## AIM OF THE TASK
Could you reproduce every line of the records below word for word, leaving out the pictures?

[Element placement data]

##############################

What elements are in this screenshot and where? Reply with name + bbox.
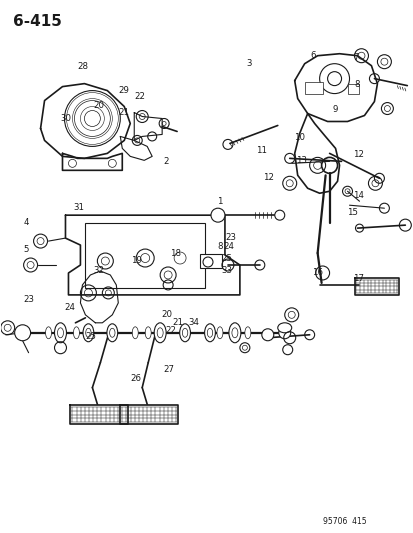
Polygon shape xyxy=(80,271,118,323)
Bar xyxy=(347,84,358,94)
Circle shape xyxy=(261,329,273,341)
Text: 4: 4 xyxy=(23,218,29,227)
Text: 32: 32 xyxy=(93,266,104,275)
Text: 24: 24 xyxy=(64,303,76,312)
Text: 18: 18 xyxy=(169,249,180,258)
Text: 20: 20 xyxy=(161,310,172,319)
Text: 30: 30 xyxy=(60,114,71,123)
Polygon shape xyxy=(120,136,152,160)
Text: 21: 21 xyxy=(171,318,183,327)
Circle shape xyxy=(14,325,31,341)
Text: 9: 9 xyxy=(332,106,337,114)
Polygon shape xyxy=(120,405,178,424)
Polygon shape xyxy=(40,84,130,158)
Ellipse shape xyxy=(216,327,223,339)
Ellipse shape xyxy=(132,327,138,339)
Ellipse shape xyxy=(73,327,79,339)
Polygon shape xyxy=(294,114,339,193)
Ellipse shape xyxy=(85,328,91,337)
Ellipse shape xyxy=(157,328,163,338)
Text: 34: 34 xyxy=(188,318,199,327)
Ellipse shape xyxy=(107,324,117,342)
Text: 8: 8 xyxy=(217,242,222,251)
Text: 14: 14 xyxy=(353,191,363,200)
Ellipse shape xyxy=(145,327,151,339)
Polygon shape xyxy=(62,154,122,171)
Bar xyxy=(199,254,221,268)
Bar xyxy=(304,82,322,94)
Ellipse shape xyxy=(83,324,94,342)
Ellipse shape xyxy=(154,323,166,343)
Ellipse shape xyxy=(204,324,215,342)
Text: 1: 1 xyxy=(217,197,222,206)
Circle shape xyxy=(211,208,224,222)
Text: 12: 12 xyxy=(262,173,273,182)
Text: 2: 2 xyxy=(163,157,169,166)
Text: 13: 13 xyxy=(295,156,306,165)
Text: 28: 28 xyxy=(77,62,88,71)
Ellipse shape xyxy=(45,327,51,339)
Text: 20: 20 xyxy=(93,101,104,110)
Polygon shape xyxy=(134,112,162,140)
Text: 15: 15 xyxy=(347,208,357,217)
Text: 25: 25 xyxy=(85,332,96,341)
Text: 6: 6 xyxy=(309,51,315,60)
Text: 25: 25 xyxy=(221,254,232,263)
Text: 24: 24 xyxy=(223,242,234,251)
Bar xyxy=(85,223,204,288)
Text: 95706  415: 95706 415 xyxy=(322,516,365,526)
Text: 23: 23 xyxy=(225,233,236,242)
Text: 19: 19 xyxy=(131,256,141,264)
Ellipse shape xyxy=(244,327,250,339)
Text: 29: 29 xyxy=(118,86,129,95)
Polygon shape xyxy=(354,278,399,295)
Text: 8: 8 xyxy=(354,80,359,89)
Circle shape xyxy=(274,210,284,220)
Ellipse shape xyxy=(179,324,190,342)
Ellipse shape xyxy=(228,323,240,343)
Text: 12: 12 xyxy=(353,150,363,159)
Text: 7: 7 xyxy=(353,53,358,62)
Text: 22: 22 xyxy=(165,326,176,335)
Text: 26: 26 xyxy=(131,374,141,383)
Polygon shape xyxy=(294,54,377,122)
Text: 31: 31 xyxy=(73,203,84,212)
Text: 23: 23 xyxy=(23,295,34,304)
Polygon shape xyxy=(70,405,128,424)
Text: 27: 27 xyxy=(163,365,174,374)
Ellipse shape xyxy=(207,328,212,337)
Ellipse shape xyxy=(277,323,291,333)
Text: 22: 22 xyxy=(135,92,145,101)
Text: 33: 33 xyxy=(221,266,232,275)
Ellipse shape xyxy=(57,328,63,338)
Text: 5: 5 xyxy=(23,245,29,254)
Text: 11: 11 xyxy=(256,146,267,155)
Text: 3: 3 xyxy=(246,59,251,68)
Ellipse shape xyxy=(182,328,188,337)
Ellipse shape xyxy=(231,328,237,338)
Ellipse shape xyxy=(109,328,115,337)
Polygon shape xyxy=(65,215,239,295)
Text: 21: 21 xyxy=(118,108,129,117)
Text: 17: 17 xyxy=(353,273,363,282)
Text: 6-415: 6-415 xyxy=(13,14,62,29)
Circle shape xyxy=(278,327,290,339)
Ellipse shape xyxy=(55,323,66,343)
Text: 10: 10 xyxy=(293,133,304,142)
Text: 16: 16 xyxy=(311,269,323,277)
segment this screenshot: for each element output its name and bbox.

##############################

## FINAL ANSWER
What elements are in this screenshot and where? Reply with name + bbox.
Polygon shape xyxy=(80,271,118,323)
Bar xyxy=(347,84,358,94)
Circle shape xyxy=(261,329,273,341)
Text: 4: 4 xyxy=(23,218,29,227)
Text: 32: 32 xyxy=(93,266,104,275)
Text: 24: 24 xyxy=(64,303,76,312)
Text: 18: 18 xyxy=(169,249,180,258)
Text: 20: 20 xyxy=(161,310,172,319)
Text: 30: 30 xyxy=(60,114,71,123)
Polygon shape xyxy=(120,136,152,160)
Text: 21: 21 xyxy=(171,318,183,327)
Circle shape xyxy=(14,325,31,341)
Text: 9: 9 xyxy=(332,106,337,114)
Polygon shape xyxy=(120,405,178,424)
Polygon shape xyxy=(40,84,130,158)
Ellipse shape xyxy=(216,327,223,339)
Ellipse shape xyxy=(132,327,138,339)
Ellipse shape xyxy=(73,327,79,339)
Polygon shape xyxy=(294,114,339,193)
Ellipse shape xyxy=(85,328,91,337)
Ellipse shape xyxy=(157,328,163,338)
Text: 34: 34 xyxy=(188,318,199,327)
Ellipse shape xyxy=(107,324,117,342)
Text: 8: 8 xyxy=(217,242,222,251)
Text: 14: 14 xyxy=(353,191,363,200)
Ellipse shape xyxy=(145,327,151,339)
Polygon shape xyxy=(62,154,122,171)
Bar xyxy=(199,254,221,268)
Bar xyxy=(304,82,322,94)
Ellipse shape xyxy=(83,324,94,342)
Ellipse shape xyxy=(154,323,166,343)
Ellipse shape xyxy=(204,324,215,342)
Text: 1: 1 xyxy=(217,197,222,206)
Circle shape xyxy=(211,208,224,222)
Text: 12: 12 xyxy=(262,173,273,182)
Text: 2: 2 xyxy=(163,157,169,166)
Text: 13: 13 xyxy=(295,156,306,165)
Text: 28: 28 xyxy=(77,62,88,71)
Ellipse shape xyxy=(45,327,51,339)
Text: 20: 20 xyxy=(93,101,104,110)
Polygon shape xyxy=(134,112,162,140)
Text: 15: 15 xyxy=(347,208,357,217)
Text: 25: 25 xyxy=(85,332,96,341)
Text: 6: 6 xyxy=(309,51,315,60)
Text: 25: 25 xyxy=(221,254,232,263)
Text: 24: 24 xyxy=(223,242,234,251)
Bar xyxy=(85,223,204,288)
Text: 95706  415: 95706 415 xyxy=(322,516,365,526)
Text: 23: 23 xyxy=(225,233,236,242)
Text: 19: 19 xyxy=(131,256,141,264)
Ellipse shape xyxy=(244,327,250,339)
Text: 29: 29 xyxy=(118,86,129,95)
Polygon shape xyxy=(354,278,399,295)
Text: 8: 8 xyxy=(354,80,359,89)
Circle shape xyxy=(274,210,284,220)
Ellipse shape xyxy=(179,324,190,342)
Ellipse shape xyxy=(228,323,240,343)
Text: 12: 12 xyxy=(353,150,363,159)
Text: 7: 7 xyxy=(353,53,358,62)
Text: 22: 22 xyxy=(165,326,176,335)
Text: 26: 26 xyxy=(131,374,141,383)
Polygon shape xyxy=(294,54,377,122)
Text: 31: 31 xyxy=(73,203,84,212)
Text: 23: 23 xyxy=(23,295,34,304)
Polygon shape xyxy=(70,405,128,424)
Text: 27: 27 xyxy=(163,365,174,374)
Ellipse shape xyxy=(207,328,212,337)
Ellipse shape xyxy=(277,323,291,333)
Text: 22: 22 xyxy=(135,92,145,101)
Text: 33: 33 xyxy=(221,266,232,275)
Ellipse shape xyxy=(57,328,63,338)
Text: 5: 5 xyxy=(23,245,29,254)
Text: 11: 11 xyxy=(256,146,267,155)
Text: 3: 3 xyxy=(246,59,251,68)
Ellipse shape xyxy=(182,328,188,337)
Ellipse shape xyxy=(231,328,237,338)
Ellipse shape xyxy=(109,328,115,337)
Polygon shape xyxy=(65,215,239,295)
Text: 21: 21 xyxy=(118,108,129,117)
Text: 17: 17 xyxy=(353,273,363,282)
Text: 6-415: 6-415 xyxy=(13,14,62,29)
Circle shape xyxy=(278,327,290,339)
Ellipse shape xyxy=(55,323,66,343)
Text: 10: 10 xyxy=(293,133,304,142)
Text: 16: 16 xyxy=(311,269,323,277)
segment this screenshot: for each element output its name and bbox.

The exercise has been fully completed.